• **Recorded data**:
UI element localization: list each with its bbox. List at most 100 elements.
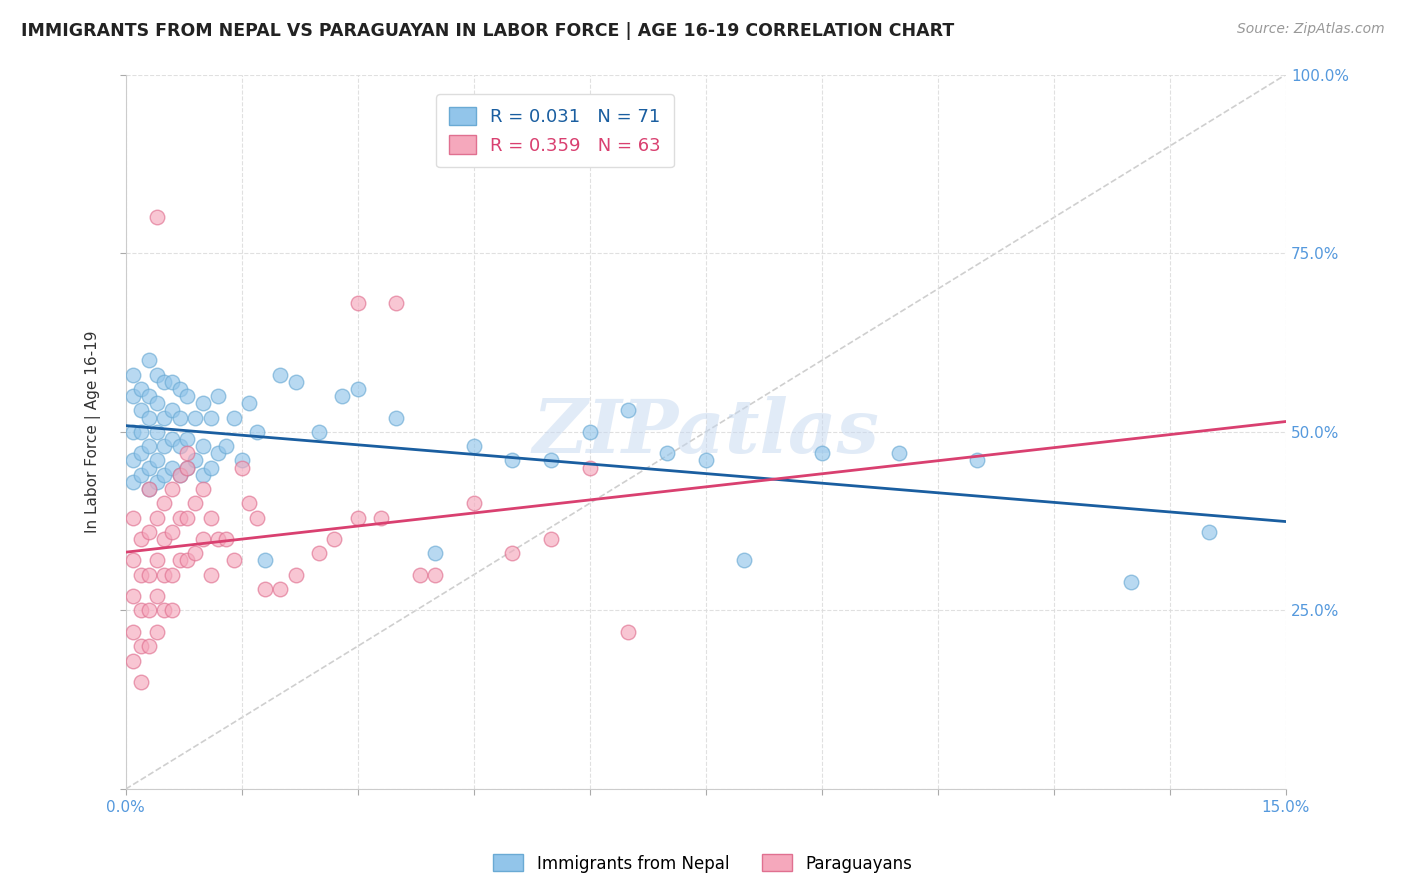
Point <box>176 432 198 446</box>
Text: Source: ZipAtlas.com: Source: ZipAtlas.com <box>1237 22 1385 37</box>
Point <box>200 510 222 524</box>
Point <box>169 439 191 453</box>
Point <box>176 460 198 475</box>
Point <box>423 546 446 560</box>
Point <box>122 389 145 403</box>
Point <box>145 211 167 225</box>
Point <box>129 639 152 653</box>
Point <box>385 296 408 310</box>
Point <box>153 410 176 425</box>
Point <box>176 389 198 403</box>
Point <box>129 675 152 690</box>
Point <box>129 467 152 482</box>
Point <box>145 425 167 439</box>
Point <box>253 553 276 567</box>
Point <box>129 567 152 582</box>
Point <box>129 446 152 460</box>
Point <box>169 410 191 425</box>
Point <box>215 439 238 453</box>
Point <box>138 460 160 475</box>
Point <box>1121 574 1143 589</box>
Point <box>269 582 291 596</box>
Point <box>695 453 717 467</box>
Point <box>811 446 834 460</box>
Point <box>129 403 152 417</box>
Point <box>231 460 253 475</box>
Point <box>184 496 207 510</box>
Point <box>122 589 145 603</box>
Point <box>408 567 430 582</box>
Point <box>122 653 145 667</box>
Point <box>191 532 214 546</box>
Point <box>501 546 523 560</box>
Point <box>145 368 167 382</box>
Point <box>222 553 245 567</box>
Point <box>145 475 167 489</box>
Point <box>617 403 640 417</box>
Point <box>176 510 198 524</box>
Point <box>191 439 214 453</box>
Point <box>169 553 191 567</box>
Point <box>169 382 191 396</box>
Point <box>184 453 207 467</box>
Point <box>138 567 160 582</box>
Point <box>129 532 152 546</box>
Point <box>540 532 562 546</box>
Point <box>160 403 183 417</box>
Point <box>153 567 176 582</box>
Text: ZIPatlas: ZIPatlas <box>533 395 879 468</box>
Point <box>153 496 176 510</box>
Point <box>160 432 183 446</box>
Point <box>138 389 160 403</box>
Point <box>191 482 214 496</box>
Point <box>153 603 176 617</box>
Point <box>222 410 245 425</box>
Point <box>145 510 167 524</box>
Point <box>238 396 260 410</box>
Point <box>463 439 485 453</box>
Point <box>284 375 307 389</box>
Point <box>238 496 260 510</box>
Point <box>200 410 222 425</box>
Point <box>207 389 229 403</box>
Point <box>122 624 145 639</box>
Legend: R = 0.031   N = 71, R = 0.359   N = 63: R = 0.031 N = 71, R = 0.359 N = 63 <box>436 95 673 168</box>
Point <box>122 425 145 439</box>
Point <box>153 467 176 482</box>
Point <box>346 510 368 524</box>
Point <box>184 546 207 560</box>
Point <box>160 603 183 617</box>
Point <box>138 353 160 368</box>
Point <box>346 296 368 310</box>
Point <box>207 532 229 546</box>
Point <box>231 453 253 467</box>
Point <box>191 467 214 482</box>
Point <box>346 382 368 396</box>
Point <box>330 389 353 403</box>
Point <box>138 524 160 539</box>
Point <box>160 460 183 475</box>
Point <box>138 439 160 453</box>
Point <box>138 639 160 653</box>
Point <box>145 396 167 410</box>
Point <box>207 446 229 460</box>
Point <box>540 453 562 467</box>
Point <box>145 453 167 467</box>
Point <box>501 453 523 467</box>
Point <box>138 482 160 496</box>
Point <box>138 410 160 425</box>
Point <box>1198 524 1220 539</box>
Point <box>122 510 145 524</box>
Point <box>122 453 145 467</box>
Point <box>160 524 183 539</box>
Point <box>215 532 238 546</box>
Point <box>308 425 330 439</box>
Point <box>145 589 167 603</box>
Point <box>246 425 269 439</box>
Point <box>200 567 222 582</box>
Point <box>129 603 152 617</box>
Point <box>253 582 276 596</box>
Point <box>129 382 152 396</box>
Point <box>385 410 408 425</box>
Point <box>308 546 330 560</box>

• **Short problem**:
Please lay out every line of the entries above as a Markdown table with two columns, Index for the row number and Content for the line. Skip blank lines and leave the pictures out.

• **Final answer**:
| Index | Content |
|---|---|
| 1 | UI element localization: list each with its bbox. List at most 100 elements. |
| 2 | Point <box>176 432 198 446</box> |
| 3 | Text: Source: ZipAtlas.com: Source: ZipAtlas.com <box>1237 22 1385 37</box> |
| 4 | Point <box>200 510 222 524</box> |
| 5 | Point <box>169 439 191 453</box> |
| 6 | Point <box>176 460 198 475</box> |
| 7 | Point <box>423 546 446 560</box> |
| 8 | Point <box>122 389 145 403</box> |
| 9 | Point <box>145 211 167 225</box> |
| 10 | Point <box>129 639 152 653</box> |
| 11 | Point <box>385 296 408 310</box> |
| 12 | Point <box>153 410 176 425</box> |
| 13 | Point <box>176 389 198 403</box> |
| 14 | Point <box>129 675 152 690</box> |
| 15 | Point <box>129 467 152 482</box> |
| 16 | Point <box>145 425 167 439</box> |
| 17 | Point <box>253 553 276 567</box> |
| 18 | Point <box>129 567 152 582</box> |
| 19 | Point <box>129 446 152 460</box> |
| 20 | Point <box>169 410 191 425</box> |
| 21 | Point <box>215 439 238 453</box> |
| 22 | Point <box>138 460 160 475</box> |
| 23 | Point <box>1121 574 1143 589</box> |
| 24 | Point <box>269 582 291 596</box> |
| 25 | Point <box>695 453 717 467</box> |
| 26 | Point <box>811 446 834 460</box> |
| 27 | Point <box>129 403 152 417</box> |
| 28 | Point <box>231 460 253 475</box> |
| 29 | Point <box>184 496 207 510</box> |
| 30 | Point <box>122 589 145 603</box> |
| 31 | Point <box>408 567 430 582</box> |
| 32 | Point <box>122 653 145 667</box> |
| 33 | Point <box>191 532 214 546</box> |
| 34 | Point <box>501 546 523 560</box> |
| 35 | Point <box>145 368 167 382</box> |
| 36 | Point <box>222 553 245 567</box> |
| 37 | Point <box>145 475 167 489</box> |
| 38 | Point <box>617 403 640 417</box> |
| 39 | Point <box>176 510 198 524</box> |
| 40 | Point <box>191 439 214 453</box> |
| 41 | Point <box>169 553 191 567</box> |
| 42 | Point <box>169 382 191 396</box> |
| 43 | Point <box>184 453 207 467</box> |
| 44 | Point <box>138 567 160 582</box> |
| 45 | Point <box>129 532 152 546</box> |
| 46 | Point <box>540 532 562 546</box> |
| 47 | Point <box>160 403 183 417</box> |
| 48 | Point <box>153 567 176 582</box> |
| 49 | Text: ZIPatlas: ZIPatlas <box>533 395 879 468</box> |
| 50 | Point <box>153 496 176 510</box> |
| 51 | Point <box>160 432 183 446</box> |
| 52 | Point <box>138 389 160 403</box> |
| 53 | Point <box>191 482 214 496</box> |
| 54 | Point <box>153 603 176 617</box> |
| 55 | Point <box>222 410 245 425</box> |
| 56 | Point <box>145 510 167 524</box> |
| 57 | Point <box>238 396 260 410</box> |
| 58 | Point <box>463 439 485 453</box> |
| 59 | Point <box>284 375 307 389</box> |
| 60 | Point <box>238 496 260 510</box> |
| 61 | Point <box>200 410 222 425</box> |
| 62 | Point <box>207 389 229 403</box> |
| 63 | Point <box>122 624 145 639</box> |
| 64 | Legend: R = 0.031   N = 71, R = 0.359   N = 63: R = 0.031 N = 71, R = 0.359 N = 63 <box>436 95 673 168</box> |
| 65 | Point <box>122 425 145 439</box> |
| 66 | Point <box>153 467 176 482</box> |
| 67 | Point <box>346 510 368 524</box> |
| 68 | Point <box>184 546 207 560</box> |
| 69 | Point <box>160 603 183 617</box> |
| 70 | Point <box>138 353 160 368</box> |
| 71 | Point <box>346 296 368 310</box> |
| 72 | Point <box>207 532 229 546</box> |
| 73 | Point <box>231 453 253 467</box> |
| 74 | Point <box>191 467 214 482</box> |
| 75 | Point <box>346 382 368 396</box> |
| 76 | Point <box>330 389 353 403</box> |
| 77 | Point <box>138 524 160 539</box> |
| 78 | Point <box>160 460 183 475</box> |
| 79 | Point <box>138 439 160 453</box> |
| 80 | Point <box>138 639 160 653</box> |
| 81 | Point <box>145 396 167 410</box> |
| 82 | Point <box>207 446 229 460</box> |
| 83 | Point <box>540 453 562 467</box> |
| 84 | Point <box>145 453 167 467</box> |
| 85 | Point <box>501 453 523 467</box> |
| 86 | Point <box>138 482 160 496</box> |
| 87 | Point <box>138 410 160 425</box> |
| 88 | Point <box>1198 524 1220 539</box> |
| 89 | Point <box>122 510 145 524</box> |
| 90 | Point <box>122 453 145 467</box> |
| 91 | Point <box>160 524 183 539</box> |
| 92 | Point <box>215 532 238 546</box> |
| 93 | Point <box>308 425 330 439</box> |
| 94 | Point <box>145 589 167 603</box> |
| 95 | Point <box>246 425 269 439</box> |
| 96 | Point <box>200 567 222 582</box> |
| 97 | Point <box>129 603 152 617</box> |
| 98 | Point <box>253 582 276 596</box> |
| 99 | Point <box>129 382 152 396</box> |
| 100 | Point <box>385 410 408 425</box> |
| 101 | Point <box>308 546 330 560</box> |